+++ DATASET RECORDS

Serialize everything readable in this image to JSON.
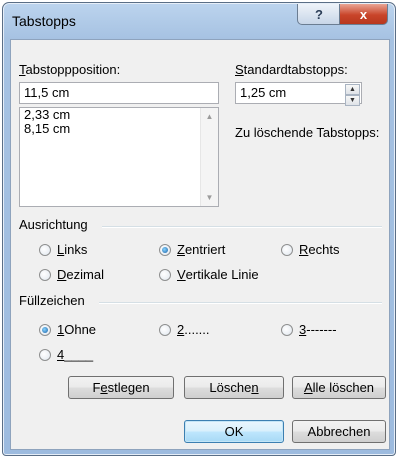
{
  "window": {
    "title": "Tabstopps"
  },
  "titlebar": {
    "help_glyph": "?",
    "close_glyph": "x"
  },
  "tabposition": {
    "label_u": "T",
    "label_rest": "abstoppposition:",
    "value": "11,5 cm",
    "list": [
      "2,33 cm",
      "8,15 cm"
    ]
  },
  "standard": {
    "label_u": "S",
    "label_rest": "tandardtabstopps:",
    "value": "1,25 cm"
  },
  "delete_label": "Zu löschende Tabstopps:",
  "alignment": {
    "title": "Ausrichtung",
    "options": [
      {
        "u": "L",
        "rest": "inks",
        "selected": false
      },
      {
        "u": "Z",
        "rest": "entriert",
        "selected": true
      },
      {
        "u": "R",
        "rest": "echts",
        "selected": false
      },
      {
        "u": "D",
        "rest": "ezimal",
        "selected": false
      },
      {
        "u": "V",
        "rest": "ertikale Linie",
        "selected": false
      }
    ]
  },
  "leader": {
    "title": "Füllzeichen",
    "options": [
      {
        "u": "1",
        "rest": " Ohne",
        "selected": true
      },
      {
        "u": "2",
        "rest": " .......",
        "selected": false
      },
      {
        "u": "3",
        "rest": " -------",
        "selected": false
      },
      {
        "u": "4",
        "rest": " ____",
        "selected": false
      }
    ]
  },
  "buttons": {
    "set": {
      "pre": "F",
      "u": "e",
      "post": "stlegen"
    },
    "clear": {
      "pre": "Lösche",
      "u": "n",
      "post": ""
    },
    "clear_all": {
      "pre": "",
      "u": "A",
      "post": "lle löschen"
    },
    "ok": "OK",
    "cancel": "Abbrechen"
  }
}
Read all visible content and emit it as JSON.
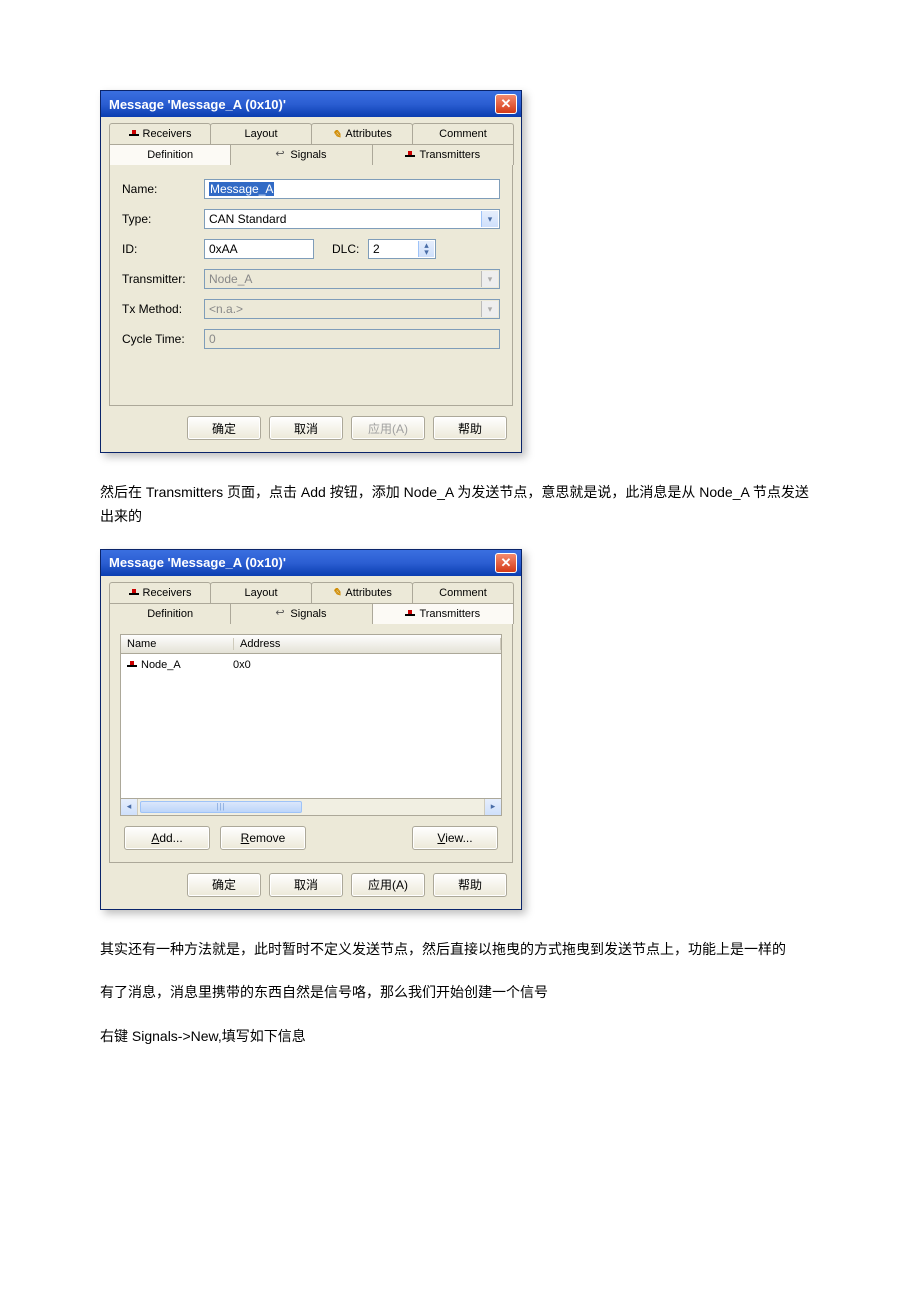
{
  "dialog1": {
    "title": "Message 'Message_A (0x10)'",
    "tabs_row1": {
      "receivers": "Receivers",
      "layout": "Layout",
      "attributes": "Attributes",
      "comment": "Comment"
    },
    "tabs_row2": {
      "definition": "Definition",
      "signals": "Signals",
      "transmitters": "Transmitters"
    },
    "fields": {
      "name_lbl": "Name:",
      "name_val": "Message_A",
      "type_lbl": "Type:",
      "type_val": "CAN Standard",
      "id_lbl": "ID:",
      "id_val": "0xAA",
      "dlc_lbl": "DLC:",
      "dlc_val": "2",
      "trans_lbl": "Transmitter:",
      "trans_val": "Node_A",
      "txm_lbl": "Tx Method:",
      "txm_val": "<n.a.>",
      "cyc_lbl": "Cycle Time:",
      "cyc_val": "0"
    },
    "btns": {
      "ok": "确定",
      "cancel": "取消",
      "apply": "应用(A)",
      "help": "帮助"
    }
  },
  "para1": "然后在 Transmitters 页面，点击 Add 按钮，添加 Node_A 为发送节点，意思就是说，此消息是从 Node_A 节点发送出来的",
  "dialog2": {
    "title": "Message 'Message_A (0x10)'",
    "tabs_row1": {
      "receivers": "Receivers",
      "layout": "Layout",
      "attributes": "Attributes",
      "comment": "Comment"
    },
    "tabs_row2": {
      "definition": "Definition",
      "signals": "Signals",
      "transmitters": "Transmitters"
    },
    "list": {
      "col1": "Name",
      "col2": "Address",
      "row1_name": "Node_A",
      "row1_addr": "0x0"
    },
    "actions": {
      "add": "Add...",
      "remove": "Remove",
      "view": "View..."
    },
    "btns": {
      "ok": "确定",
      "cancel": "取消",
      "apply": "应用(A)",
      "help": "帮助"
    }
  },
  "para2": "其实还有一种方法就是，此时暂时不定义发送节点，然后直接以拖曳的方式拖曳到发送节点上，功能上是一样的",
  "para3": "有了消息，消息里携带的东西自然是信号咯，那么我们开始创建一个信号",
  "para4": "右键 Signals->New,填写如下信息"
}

++++++

JOB: Leave out the pictures and copy everything else in the records word for word.

RESULT OF THIS TASK:
Serialize everything readable in this image to JSON.
{
  "window": {
    "title": "Tabstopps"
  },
  "titlebar": {
    "help_glyph": "?",
    "close_glyph": "x"
  },
  "tabposition": {
    "label_u": "T",
    "label_rest": "abstoppposition:",
    "value": "11,5 cm",
    "list": [
      "2,33 cm",
      "8,15 cm"
    ]
  },
  "standard": {
    "label_u": "S",
    "label_rest": "tandardtabstopps:",
    "value": "1,25 cm"
  },
  "delete_label": "Zu löschende Tabstopps:",
  "alignment": {
    "title": "Ausrichtung",
    "options": [
      {
        "u": "L",
        "rest": "inks",
        "selected": false
      },
      {
        "u": "Z",
        "rest": "entriert",
        "selected": true
      },
      {
        "u": "R",
        "rest": "echts",
        "selected": false
      },
      {
        "u": "D",
        "rest": "ezimal",
        "selected": false
      },
      {
        "u": "V",
        "rest": "ertikale Linie",
        "selected": false
      }
    ]
  },
  "leader": {
    "title": "Füllzeichen",
    "options": [
      {
        "u": "1",
        "rest": " Ohne",
        "selected": true
      },
      {
        "u": "2",
        "rest": " .......",
        "selected": false
      },
      {
        "u": "3",
        "rest": " -------",
        "selected": false
      },
      {
        "u": "4",
        "rest": " ____",
        "selected": false
      }
    ]
  },
  "buttons": {
    "set": {
      "pre": "F",
      "u": "e",
      "post": "stlegen"
    },
    "clear": {
      "pre": "Lösche",
      "u": "n",
      "post": ""
    },
    "clear_all": {
      "pre": "",
      "u": "A",
      "post": "lle löschen"
    },
    "ok": "OK",
    "cancel": "Abbrechen"
  }
}
Read all visible content and emit it as JSON.
{
  "dialog1": {
    "title": "Message 'Message_A (0x10)'",
    "tabs_row1": {
      "receivers": "Receivers",
      "layout": "Layout",
      "attributes": "Attributes",
      "comment": "Comment"
    },
    "tabs_row2": {
      "definition": "Definition",
      "signals": "Signals",
      "transmitters": "Transmitters"
    },
    "fields": {
      "name_lbl": "Name:",
      "name_val": "Message_A",
      "type_lbl": "Type:",
      "type_val": "CAN Standard",
      "id_lbl": "ID:",
      "id_val": "0xAA",
      "dlc_lbl": "DLC:",
      "dlc_val": "2",
      "trans_lbl": "Transmitter:",
      "trans_val": "Node_A",
      "txm_lbl": "Tx Method:",
      "txm_val": "<n.a.>",
      "cyc_lbl": "Cycle Time:",
      "cyc_val": "0"
    },
    "btns": {
      "ok": "确定",
      "cancel": "取消",
      "apply": "应用(A)",
      "help": "帮助"
    }
  },
  "para1": "然后在 Transmitters 页面，点击 Add 按钮，添加 Node_A 为发送节点，意思就是说，此消息是从 Node_A 节点发送出来的",
  "dialog2": {
    "title": "Message 'Message_A (0x10)'",
    "tabs_row1": {
      "receivers": "Receivers",
      "layout": "Layout",
      "attributes": "Attributes",
      "comment": "Comment"
    },
    "tabs_row2": {
      "definition": "Definition",
      "signals": "Signals",
      "transmitters": "Transmitters"
    },
    "list": {
      "col1": "Name",
      "col2": "Address",
      "row1_name": "Node_A",
      "row1_addr": "0x0"
    },
    "actions": {
      "add": "Add...",
      "remove": "Remove",
      "view": "View..."
    },
    "btns": {
      "ok": "确定",
      "cancel": "取消",
      "apply": "应用(A)",
      "help": "帮助"
    }
  },
  "para2": "其实还有一种方法就是，此时暂时不定义发送节点，然后直接以拖曳的方式拖曳到发送节点上，功能上是一样的",
  "para3": "有了消息，消息里携带的东西自然是信号咯，那么我们开始创建一个信号",
  "para4": "右键 Signals->New,填写如下信息"
}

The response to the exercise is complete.